◆ Exercise brief: Extract the lines that hold the string "series".

◆ Data for processing:

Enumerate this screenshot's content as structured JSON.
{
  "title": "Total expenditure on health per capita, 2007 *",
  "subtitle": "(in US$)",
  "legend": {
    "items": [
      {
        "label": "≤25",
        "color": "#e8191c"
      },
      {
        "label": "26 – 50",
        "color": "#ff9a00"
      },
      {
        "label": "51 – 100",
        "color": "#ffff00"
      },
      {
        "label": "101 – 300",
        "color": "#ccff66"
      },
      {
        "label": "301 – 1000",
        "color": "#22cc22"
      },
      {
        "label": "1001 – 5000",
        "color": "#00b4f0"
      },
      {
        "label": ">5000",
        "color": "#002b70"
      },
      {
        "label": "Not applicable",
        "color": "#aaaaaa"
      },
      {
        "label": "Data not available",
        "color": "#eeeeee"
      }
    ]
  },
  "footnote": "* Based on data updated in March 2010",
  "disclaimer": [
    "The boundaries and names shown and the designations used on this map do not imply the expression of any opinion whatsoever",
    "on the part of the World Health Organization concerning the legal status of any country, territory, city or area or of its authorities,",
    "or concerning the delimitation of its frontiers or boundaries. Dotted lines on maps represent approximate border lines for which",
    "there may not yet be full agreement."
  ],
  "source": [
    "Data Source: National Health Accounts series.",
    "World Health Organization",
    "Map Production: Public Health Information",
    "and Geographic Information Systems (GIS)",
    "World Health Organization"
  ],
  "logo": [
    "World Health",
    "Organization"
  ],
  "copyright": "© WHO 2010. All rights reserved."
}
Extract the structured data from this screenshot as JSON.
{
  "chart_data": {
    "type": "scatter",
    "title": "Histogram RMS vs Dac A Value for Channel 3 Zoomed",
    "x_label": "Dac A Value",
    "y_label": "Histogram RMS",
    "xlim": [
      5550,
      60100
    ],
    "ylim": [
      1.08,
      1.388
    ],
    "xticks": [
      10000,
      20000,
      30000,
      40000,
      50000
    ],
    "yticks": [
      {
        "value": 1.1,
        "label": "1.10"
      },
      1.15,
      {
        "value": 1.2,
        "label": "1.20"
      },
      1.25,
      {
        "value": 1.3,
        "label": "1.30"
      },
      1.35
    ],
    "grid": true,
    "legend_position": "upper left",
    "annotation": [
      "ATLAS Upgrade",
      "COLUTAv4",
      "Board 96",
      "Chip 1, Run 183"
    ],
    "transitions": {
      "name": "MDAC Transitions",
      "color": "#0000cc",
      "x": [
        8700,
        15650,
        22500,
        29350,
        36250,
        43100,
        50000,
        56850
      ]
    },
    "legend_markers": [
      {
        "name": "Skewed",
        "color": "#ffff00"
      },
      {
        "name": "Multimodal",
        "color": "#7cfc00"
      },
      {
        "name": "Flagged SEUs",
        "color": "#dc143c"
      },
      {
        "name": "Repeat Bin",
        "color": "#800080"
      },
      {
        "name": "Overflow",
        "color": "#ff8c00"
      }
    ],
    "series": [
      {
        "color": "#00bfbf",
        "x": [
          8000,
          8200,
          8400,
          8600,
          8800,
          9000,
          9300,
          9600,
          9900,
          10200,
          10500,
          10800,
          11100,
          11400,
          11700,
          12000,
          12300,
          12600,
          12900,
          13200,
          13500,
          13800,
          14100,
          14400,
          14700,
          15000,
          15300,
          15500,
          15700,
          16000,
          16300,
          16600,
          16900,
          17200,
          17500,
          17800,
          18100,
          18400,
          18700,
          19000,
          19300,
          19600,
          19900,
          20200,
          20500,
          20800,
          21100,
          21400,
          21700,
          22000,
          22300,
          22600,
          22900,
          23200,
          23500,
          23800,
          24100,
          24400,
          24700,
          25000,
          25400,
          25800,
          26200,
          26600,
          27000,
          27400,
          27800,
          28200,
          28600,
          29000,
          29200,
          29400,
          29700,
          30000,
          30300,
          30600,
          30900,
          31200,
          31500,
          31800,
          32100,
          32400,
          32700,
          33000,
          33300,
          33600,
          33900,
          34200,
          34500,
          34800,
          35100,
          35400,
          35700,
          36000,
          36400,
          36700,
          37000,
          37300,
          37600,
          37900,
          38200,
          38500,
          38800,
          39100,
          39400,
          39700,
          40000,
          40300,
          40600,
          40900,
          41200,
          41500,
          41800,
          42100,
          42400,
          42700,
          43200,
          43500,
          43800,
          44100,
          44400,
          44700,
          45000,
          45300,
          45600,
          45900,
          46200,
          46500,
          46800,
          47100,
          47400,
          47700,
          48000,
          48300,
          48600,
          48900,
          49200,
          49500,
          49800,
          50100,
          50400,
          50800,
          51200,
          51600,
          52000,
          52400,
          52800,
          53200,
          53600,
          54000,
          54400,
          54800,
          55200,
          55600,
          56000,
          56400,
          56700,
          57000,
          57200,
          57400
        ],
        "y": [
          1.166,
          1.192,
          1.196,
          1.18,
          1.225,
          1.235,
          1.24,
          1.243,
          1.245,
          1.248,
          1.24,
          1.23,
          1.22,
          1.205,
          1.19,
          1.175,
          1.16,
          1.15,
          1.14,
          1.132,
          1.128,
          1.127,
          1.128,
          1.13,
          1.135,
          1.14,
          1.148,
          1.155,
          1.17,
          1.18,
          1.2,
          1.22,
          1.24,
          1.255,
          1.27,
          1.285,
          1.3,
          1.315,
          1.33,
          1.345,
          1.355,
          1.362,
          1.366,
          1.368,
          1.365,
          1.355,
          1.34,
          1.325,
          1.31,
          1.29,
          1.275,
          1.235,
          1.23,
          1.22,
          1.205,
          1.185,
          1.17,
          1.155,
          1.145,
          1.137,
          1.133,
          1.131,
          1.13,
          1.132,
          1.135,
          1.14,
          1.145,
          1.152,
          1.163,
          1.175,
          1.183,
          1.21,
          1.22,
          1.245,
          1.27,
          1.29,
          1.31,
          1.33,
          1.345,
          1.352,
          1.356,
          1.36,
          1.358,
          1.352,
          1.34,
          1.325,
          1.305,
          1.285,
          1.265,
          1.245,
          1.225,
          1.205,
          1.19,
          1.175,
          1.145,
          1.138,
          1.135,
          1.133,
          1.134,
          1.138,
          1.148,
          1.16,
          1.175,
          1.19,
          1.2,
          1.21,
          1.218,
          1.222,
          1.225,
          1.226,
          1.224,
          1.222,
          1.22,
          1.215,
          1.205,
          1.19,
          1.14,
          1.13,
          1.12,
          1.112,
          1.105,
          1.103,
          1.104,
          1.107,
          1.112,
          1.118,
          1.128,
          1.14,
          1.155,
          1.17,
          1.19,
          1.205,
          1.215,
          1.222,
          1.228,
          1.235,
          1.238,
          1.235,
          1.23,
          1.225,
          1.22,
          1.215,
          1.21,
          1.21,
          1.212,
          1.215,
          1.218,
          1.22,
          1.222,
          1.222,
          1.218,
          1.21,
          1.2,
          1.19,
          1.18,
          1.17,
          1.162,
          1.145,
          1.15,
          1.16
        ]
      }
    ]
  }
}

◆ Exercise result:
    "Data Source: National Health Accounts series.",
    "series": [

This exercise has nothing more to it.